→ Data shown
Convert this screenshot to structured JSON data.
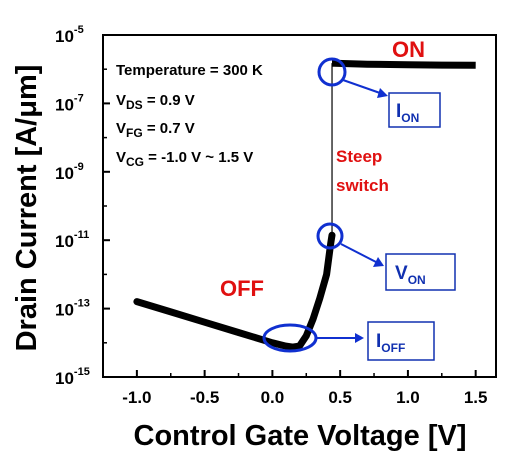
{
  "chart_data": {
    "type": "line",
    "xlabel": "Control Gate Voltage [V]",
    "ylabel": "Drain Current [A/μm]",
    "xlim": [
      -1.25,
      1.65
    ],
    "ylim_log10": [
      -15,
      -5
    ],
    "y_scale": "log",
    "x_ticks": [
      {
        "v": -1.0,
        "label": "-1.0"
      },
      {
        "v": -0.5,
        "label": "-0.5"
      },
      {
        "v": 0.0,
        "label": "0.0"
      },
      {
        "v": 0.5,
        "label": "0.5"
      },
      {
        "v": 1.0,
        "label": "1.0"
      },
      {
        "v": 1.5,
        "label": "1.5"
      }
    ],
    "y_ticks": [
      {
        "exp": -5,
        "base": "10",
        "sup": "-5"
      },
      {
        "exp": -7,
        "base": "10",
        "sup": "-7"
      },
      {
        "exp": -9,
        "base": "10",
        "sup": "-9"
      },
      {
        "exp": -11,
        "base": "10",
        "sup": "-11"
      },
      {
        "exp": -13,
        "base": "10",
        "sup": "-13"
      },
      {
        "exp": -15,
        "base": "10",
        "sup": "-15"
      }
    ],
    "series": [
      {
        "color": "#000000",
        "points": [
          [
            -1.0,
            1.6e-13
          ],
          [
            -0.75,
            8e-14
          ],
          [
            -0.5,
            4e-14
          ],
          [
            -0.25,
            2e-14
          ],
          [
            0.0,
            1e-14
          ],
          [
            0.1,
            8e-15
          ],
          [
            0.15,
            7.5e-15
          ],
          [
            0.2,
            8e-15
          ],
          [
            0.25,
            1.6e-14
          ],
          [
            0.3,
            5e-14
          ],
          [
            0.35,
            2e-13
          ],
          [
            0.4,
            1e-12
          ],
          [
            0.43,
            8e-12
          ],
          [
            0.44,
            1.4e-11
          ],
          [
            0.44,
            1.5e-06
          ],
          [
            0.46,
            1.5e-06
          ],
          [
            0.7,
            1.4e-06
          ],
          [
            1.0,
            1.35e-06
          ],
          [
            1.25,
            1.32e-06
          ],
          [
            1.5,
            1.3e-06
          ]
        ]
      }
    ],
    "conditions": {
      "temperature": "Temperature = 300 K",
      "vds": {
        "main": "V",
        "sub": "DS",
        "rest": " = 0.9 V"
      },
      "vfg": {
        "main": "V",
        "sub": "FG",
        "rest": " = 0.7 V"
      },
      "vcg": {
        "main": "V",
        "sub": "CG",
        "rest": " = -1.0 V ~ 1.5 V"
      }
    },
    "annotations": {
      "on": "ON",
      "off": "OFF",
      "steep_line1": "Steep",
      "steep_line2": "switch",
      "ion": {
        "main": "I",
        "sub": "ON"
      },
      "von": {
        "main": "V",
        "sub": "ON"
      },
      "ioff": {
        "main": "I",
        "sub": "OFF"
      }
    },
    "colors": {
      "curve": "#000000",
      "on_off_text": "#e01010",
      "marker": "#1030d0"
    }
  }
}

→ Your task
Restate the full listing verbatim and drop every picture.

→ Response to the exercise
Convert this screenshot to structured JSON data.
{
  "chart_data": {
    "type": "line",
    "xlabel": "Control Gate Voltage [V]",
    "ylabel": "Drain Current [A/μm]",
    "xlim": [
      -1.25,
      1.65
    ],
    "ylim_log10": [
      -15,
      -5
    ],
    "y_scale": "log",
    "x_ticks": [
      {
        "v": -1.0,
        "label": "-1.0"
      },
      {
        "v": -0.5,
        "label": "-0.5"
      },
      {
        "v": 0.0,
        "label": "0.0"
      },
      {
        "v": 0.5,
        "label": "0.5"
      },
      {
        "v": 1.0,
        "label": "1.0"
      },
      {
        "v": 1.5,
        "label": "1.5"
      }
    ],
    "y_ticks": [
      {
        "exp": -5,
        "base": "10",
        "sup": "-5"
      },
      {
        "exp": -7,
        "base": "10",
        "sup": "-7"
      },
      {
        "exp": -9,
        "base": "10",
        "sup": "-9"
      },
      {
        "exp": -11,
        "base": "10",
        "sup": "-11"
      },
      {
        "exp": -13,
        "base": "10",
        "sup": "-13"
      },
      {
        "exp": -15,
        "base": "10",
        "sup": "-15"
      }
    ],
    "series": [
      {
        "color": "#000000",
        "points": [
          [
            -1.0,
            1.6e-13
          ],
          [
            -0.75,
            8e-14
          ],
          [
            -0.5,
            4e-14
          ],
          [
            -0.25,
            2e-14
          ],
          [
            0.0,
            1e-14
          ],
          [
            0.1,
            8e-15
          ],
          [
            0.15,
            7.5e-15
          ],
          [
            0.2,
            8e-15
          ],
          [
            0.25,
            1.6e-14
          ],
          [
            0.3,
            5e-14
          ],
          [
            0.35,
            2e-13
          ],
          [
            0.4,
            1e-12
          ],
          [
            0.43,
            8e-12
          ],
          [
            0.44,
            1.4e-11
          ],
          [
            0.44,
            1.5e-06
          ],
          [
            0.46,
            1.5e-06
          ],
          [
            0.7,
            1.4e-06
          ],
          [
            1.0,
            1.35e-06
          ],
          [
            1.25,
            1.32e-06
          ],
          [
            1.5,
            1.3e-06
          ]
        ]
      }
    ],
    "conditions": {
      "temperature": "Temperature = 300 K",
      "vds": {
        "main": "V",
        "sub": "DS",
        "rest": " = 0.9 V"
      },
      "vfg": {
        "main": "V",
        "sub": "FG",
        "rest": " = 0.7 V"
      },
      "vcg": {
        "main": "V",
        "sub": "CG",
        "rest": " = -1.0 V ~ 1.5 V"
      }
    },
    "annotations": {
      "on": "ON",
      "off": "OFF",
      "steep_line1": "Steep",
      "steep_line2": "switch",
      "ion": {
        "main": "I",
        "sub": "ON"
      },
      "von": {
        "main": "V",
        "sub": "ON"
      },
      "ioff": {
        "main": "I",
        "sub": "OFF"
      }
    },
    "colors": {
      "curve": "#000000",
      "on_off_text": "#e01010",
      "marker": "#1030d0"
    }
  }
}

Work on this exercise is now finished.